* TASK TO COMPLETE:
Repeat the data below exactly, dropping any pictures it holds.

Start of ROWS

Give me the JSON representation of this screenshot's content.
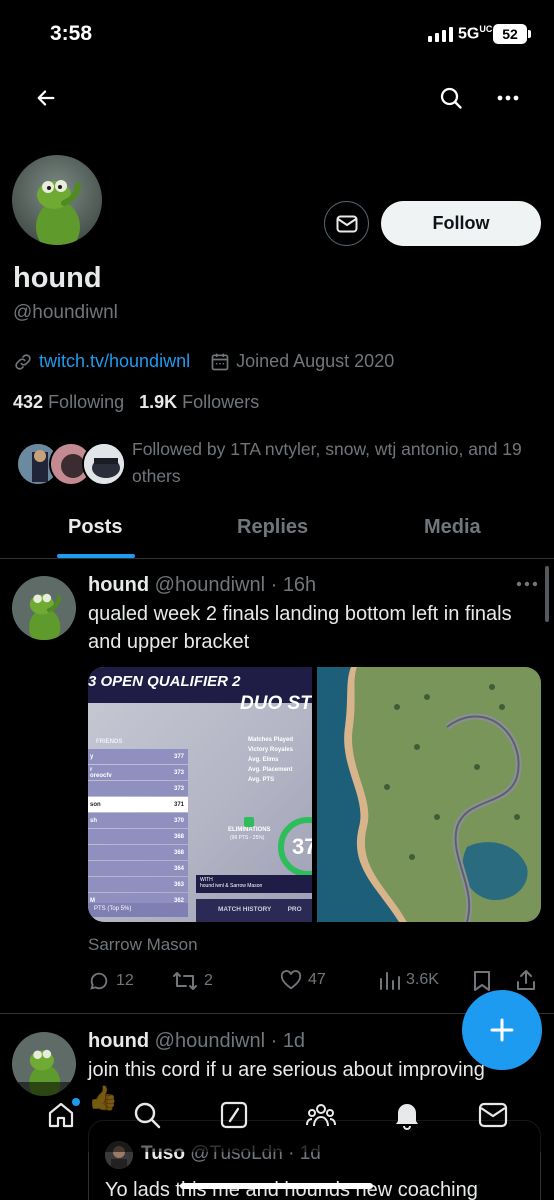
{
  "status": {
    "time": "3:58",
    "network": "5G",
    "network_sup": "UC",
    "battery": "52"
  },
  "profile": {
    "name": "hound",
    "handle": "@houndiwnl",
    "link": "twitch.tv/houndiwnl",
    "joined": "Joined August 2020",
    "following_count": "432",
    "following_label": "Following",
    "followers_count": "1.9K",
    "followers_label": "Followers",
    "followed_by": "Followed by 1TA nvtyler, snow, wtj antonio, and 19 others",
    "follow_label": "Follow"
  },
  "tabs": [
    {
      "label": "Posts",
      "active": true
    },
    {
      "label": "Replies",
      "active": false
    },
    {
      "label": "Media",
      "active": false
    }
  ],
  "posts": [
    {
      "name": "hound",
      "handle": "@houndiwnl",
      "time": "16h",
      "text": "qualed week 2 finals landing bottom left in finals and upper bracket",
      "tagged": "Sarrow Mason",
      "replies": "12",
      "reposts": "2",
      "likes": "47",
      "views": "3.6K",
      "media": {
        "header": "3 OPEN QUALIFIER 2",
        "subheader": "DUO ST",
        "friends_label": "FRIENDS",
        "rows": [
          {
            "name": "y",
            "score": "377"
          },
          {
            "name": "r oreocfv",
            "score": "373"
          },
          {
            "name": "",
            "score": "373"
          },
          {
            "name": "son",
            "score": "371"
          },
          {
            "name": "sh",
            "score": "370"
          },
          {
            "name": "",
            "score": "368"
          },
          {
            "name": "",
            "score": "368"
          },
          {
            "name": "",
            "score": "364"
          },
          {
            "name": "",
            "score": "363"
          },
          {
            "name": "M",
            "score": "362"
          }
        ],
        "footer_pts": "PTS (Top 5%)",
        "stats": [
          "Matches Played",
          "Victory Royales",
          "Avg. Elims",
          "Avg. Placement",
          "Avg. PTS"
        ],
        "elims_label": "ELIMINATIONS",
        "elims_sub": "(96 PTS - 25%)",
        "big_number": "37",
        "with_label": "WITH",
        "with_names": "hound iwnl & Sarrow Mason",
        "match_history": "MATCH HISTORY",
        "pro": "PRO"
      }
    },
    {
      "name": "hound",
      "handle": "@houndiwnl",
      "time": "1d",
      "text": "join this cord if u are serious about improving",
      "emoji": "👍",
      "quote": {
        "name": "Tuso",
        "handle": "@TusoLdn",
        "time": "1d",
        "text": "Yo lads this me and hounds new coaching"
      }
    }
  ],
  "colors": {
    "accent": "#1d9bf0",
    "background": "#000000",
    "muted": "#71767b"
  }
}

End of ROWS

* TASK RESPONSE:
Give me the JSON representation of this screenshot's content.
{
  "status": {
    "time": "3:58",
    "network": "5G",
    "network_sup": "UC",
    "battery": "52"
  },
  "profile": {
    "name": "hound",
    "handle": "@houndiwnl",
    "link": "twitch.tv/houndiwnl",
    "joined": "Joined August 2020",
    "following_count": "432",
    "following_label": "Following",
    "followers_count": "1.9K",
    "followers_label": "Followers",
    "followed_by": "Followed by 1TA nvtyler, snow, wtj antonio, and 19 others",
    "follow_label": "Follow"
  },
  "tabs": [
    {
      "label": "Posts",
      "active": true
    },
    {
      "label": "Replies",
      "active": false
    },
    {
      "label": "Media",
      "active": false
    }
  ],
  "posts": [
    {
      "name": "hound",
      "handle": "@houndiwnl",
      "time": "16h",
      "text": "qualed week 2 finals landing bottom left in finals and upper bracket",
      "tagged": "Sarrow Mason",
      "replies": "12",
      "reposts": "2",
      "likes": "47",
      "views": "3.6K",
      "media": {
        "header": "3 OPEN QUALIFIER 2",
        "subheader": "DUO ST",
        "friends_label": "FRIENDS",
        "rows": [
          {
            "name": "y",
            "score": "377"
          },
          {
            "name": "r oreocfv",
            "score": "373"
          },
          {
            "name": "",
            "score": "373"
          },
          {
            "name": "son",
            "score": "371"
          },
          {
            "name": "sh",
            "score": "370"
          },
          {
            "name": "",
            "score": "368"
          },
          {
            "name": "",
            "score": "368"
          },
          {
            "name": "",
            "score": "364"
          },
          {
            "name": "",
            "score": "363"
          },
          {
            "name": "M",
            "score": "362"
          }
        ],
        "footer_pts": "PTS (Top 5%)",
        "stats": [
          "Matches Played",
          "Victory Royales",
          "Avg. Elims",
          "Avg. Placement",
          "Avg. PTS"
        ],
        "elims_label": "ELIMINATIONS",
        "elims_sub": "(96 PTS - 25%)",
        "big_number": "37",
        "with_label": "WITH",
        "with_names": "hound iwnl & Sarrow Mason",
        "match_history": "MATCH HISTORY",
        "pro": "PRO"
      }
    },
    {
      "name": "hound",
      "handle": "@houndiwnl",
      "time": "1d",
      "text": "join this cord if u are serious about improving",
      "emoji": "👍",
      "quote": {
        "name": "Tuso",
        "handle": "@TusoLdn",
        "time": "1d",
        "text": "Yo lads this me and hounds new coaching"
      }
    }
  ],
  "colors": {
    "accent": "#1d9bf0",
    "background": "#000000",
    "muted": "#71767b"
  }
}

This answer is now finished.